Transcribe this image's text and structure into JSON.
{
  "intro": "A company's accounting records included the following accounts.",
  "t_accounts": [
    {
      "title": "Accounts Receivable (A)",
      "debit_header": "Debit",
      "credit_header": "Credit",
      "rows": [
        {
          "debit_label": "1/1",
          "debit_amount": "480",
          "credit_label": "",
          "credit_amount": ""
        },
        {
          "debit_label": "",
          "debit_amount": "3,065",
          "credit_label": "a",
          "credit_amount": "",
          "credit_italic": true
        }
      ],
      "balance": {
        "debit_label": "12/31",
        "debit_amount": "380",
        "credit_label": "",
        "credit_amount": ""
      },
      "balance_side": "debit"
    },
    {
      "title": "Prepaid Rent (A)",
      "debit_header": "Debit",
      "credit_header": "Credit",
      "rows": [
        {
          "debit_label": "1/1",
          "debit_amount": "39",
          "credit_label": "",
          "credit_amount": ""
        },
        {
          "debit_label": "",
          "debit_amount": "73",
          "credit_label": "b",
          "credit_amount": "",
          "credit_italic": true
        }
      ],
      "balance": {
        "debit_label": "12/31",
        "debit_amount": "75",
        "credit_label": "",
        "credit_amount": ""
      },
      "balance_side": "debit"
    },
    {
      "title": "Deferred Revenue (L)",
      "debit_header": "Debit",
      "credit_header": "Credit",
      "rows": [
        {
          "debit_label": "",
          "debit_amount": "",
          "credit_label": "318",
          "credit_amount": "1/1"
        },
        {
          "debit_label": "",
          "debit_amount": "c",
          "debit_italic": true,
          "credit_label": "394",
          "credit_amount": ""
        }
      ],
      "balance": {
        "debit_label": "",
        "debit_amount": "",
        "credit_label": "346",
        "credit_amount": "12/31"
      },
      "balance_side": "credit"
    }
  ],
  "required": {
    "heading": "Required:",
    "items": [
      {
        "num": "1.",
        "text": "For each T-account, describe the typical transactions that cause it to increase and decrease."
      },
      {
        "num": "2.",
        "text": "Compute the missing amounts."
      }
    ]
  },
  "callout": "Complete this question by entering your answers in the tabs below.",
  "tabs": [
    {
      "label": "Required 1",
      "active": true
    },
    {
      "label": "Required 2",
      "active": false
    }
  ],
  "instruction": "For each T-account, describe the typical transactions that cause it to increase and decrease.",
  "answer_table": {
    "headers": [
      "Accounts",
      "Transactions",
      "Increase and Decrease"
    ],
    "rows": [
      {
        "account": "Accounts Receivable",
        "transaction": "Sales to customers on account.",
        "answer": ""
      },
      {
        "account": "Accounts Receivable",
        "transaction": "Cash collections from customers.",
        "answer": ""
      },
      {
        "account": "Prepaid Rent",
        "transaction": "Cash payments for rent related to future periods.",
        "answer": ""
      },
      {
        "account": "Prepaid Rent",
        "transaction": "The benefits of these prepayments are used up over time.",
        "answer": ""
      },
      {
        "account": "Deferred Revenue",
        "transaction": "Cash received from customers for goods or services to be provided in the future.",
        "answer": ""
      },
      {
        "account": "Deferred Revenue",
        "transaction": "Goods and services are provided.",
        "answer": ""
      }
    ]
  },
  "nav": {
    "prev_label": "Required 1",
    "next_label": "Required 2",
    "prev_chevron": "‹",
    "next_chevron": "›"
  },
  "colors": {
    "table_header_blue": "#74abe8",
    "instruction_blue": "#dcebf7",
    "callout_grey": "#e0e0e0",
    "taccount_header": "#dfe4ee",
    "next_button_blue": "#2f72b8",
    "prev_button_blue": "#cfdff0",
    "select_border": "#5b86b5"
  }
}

·····

Problem details. Retype all the records, matching them exactly.

Exercise result.
Transcribe this image's text and structure into JSON.
{
  "intro": "A company's accounting records included the following accounts.",
  "t_accounts": [
    {
      "title": "Accounts Receivable (A)",
      "debit_header": "Debit",
      "credit_header": "Credit",
      "rows": [
        {
          "debit_label": "1/1",
          "debit_amount": "480",
          "credit_label": "",
          "credit_amount": ""
        },
        {
          "debit_label": "",
          "debit_amount": "3,065",
          "credit_label": "a",
          "credit_amount": "",
          "credit_italic": true
        }
      ],
      "balance": {
        "debit_label": "12/31",
        "debit_amount": "380",
        "credit_label": "",
        "credit_amount": ""
      },
      "balance_side": "debit"
    },
    {
      "title": "Prepaid Rent (A)",
      "debit_header": "Debit",
      "credit_header": "Credit",
      "rows": [
        {
          "debit_label": "1/1",
          "debit_amount": "39",
          "credit_label": "",
          "credit_amount": ""
        },
        {
          "debit_label": "",
          "debit_amount": "73",
          "credit_label": "b",
          "credit_amount": "",
          "credit_italic": true
        }
      ],
      "balance": {
        "debit_label": "12/31",
        "debit_amount": "75",
        "credit_label": "",
        "credit_amount": ""
      },
      "balance_side": "debit"
    },
    {
      "title": "Deferred Revenue (L)",
      "debit_header": "Debit",
      "credit_header": "Credit",
      "rows": [
        {
          "debit_label": "",
          "debit_amount": "",
          "credit_label": "318",
          "credit_amount": "1/1"
        },
        {
          "debit_label": "",
          "debit_amount": "c",
          "debit_italic": true,
          "credit_label": "394",
          "credit_amount": ""
        }
      ],
      "balance": {
        "debit_label": "",
        "debit_amount": "",
        "credit_label": "346",
        "credit_amount": "12/31"
      },
      "balance_side": "credit"
    }
  ],
  "required": {
    "heading": "Required:",
    "items": [
      {
        "num": "1.",
        "text": "For each T-account, describe the typical transactions that cause it to increase and decrease."
      },
      {
        "num": "2.",
        "text": "Compute the missing amounts."
      }
    ]
  },
  "callout": "Complete this question by entering your answers in the tabs below.",
  "tabs": [
    {
      "label": "Required 1",
      "active": true
    },
    {
      "label": "Required 2",
      "active": false
    }
  ],
  "instruction": "For each T-account, describe the typical transactions that cause it to increase and decrease.",
  "answer_table": {
    "headers": [
      "Accounts",
      "Transactions",
      "Increase and Decrease"
    ],
    "rows": [
      {
        "account": "Accounts Receivable",
        "transaction": "Sales to customers on account.",
        "answer": ""
      },
      {
        "account": "Accounts Receivable",
        "transaction": "Cash collections from customers.",
        "answer": ""
      },
      {
        "account": "Prepaid Rent",
        "transaction": "Cash payments for rent related to future periods.",
        "answer": ""
      },
      {
        "account": "Prepaid Rent",
        "transaction": "The benefits of these prepayments are used up over time.",
        "answer": ""
      },
      {
        "account": "Deferred Revenue",
        "transaction": "Cash received from customers for goods or services to be provided in the future.",
        "answer": ""
      },
      {
        "account": "Deferred Revenue",
        "transaction": "Goods and services are provided.",
        "answer": ""
      }
    ]
  },
  "nav": {
    "prev_label": "Required 1",
    "next_label": "Required 2",
    "prev_chevron": "‹",
    "next_chevron": "›"
  },
  "colors": {
    "table_header_blue": "#74abe8",
    "instruction_blue": "#dcebf7",
    "callout_grey": "#e0e0e0",
    "taccount_header": "#dfe4ee",
    "next_button_blue": "#2f72b8",
    "prev_button_blue": "#cfdff0",
    "select_border": "#5b86b5"
  }
}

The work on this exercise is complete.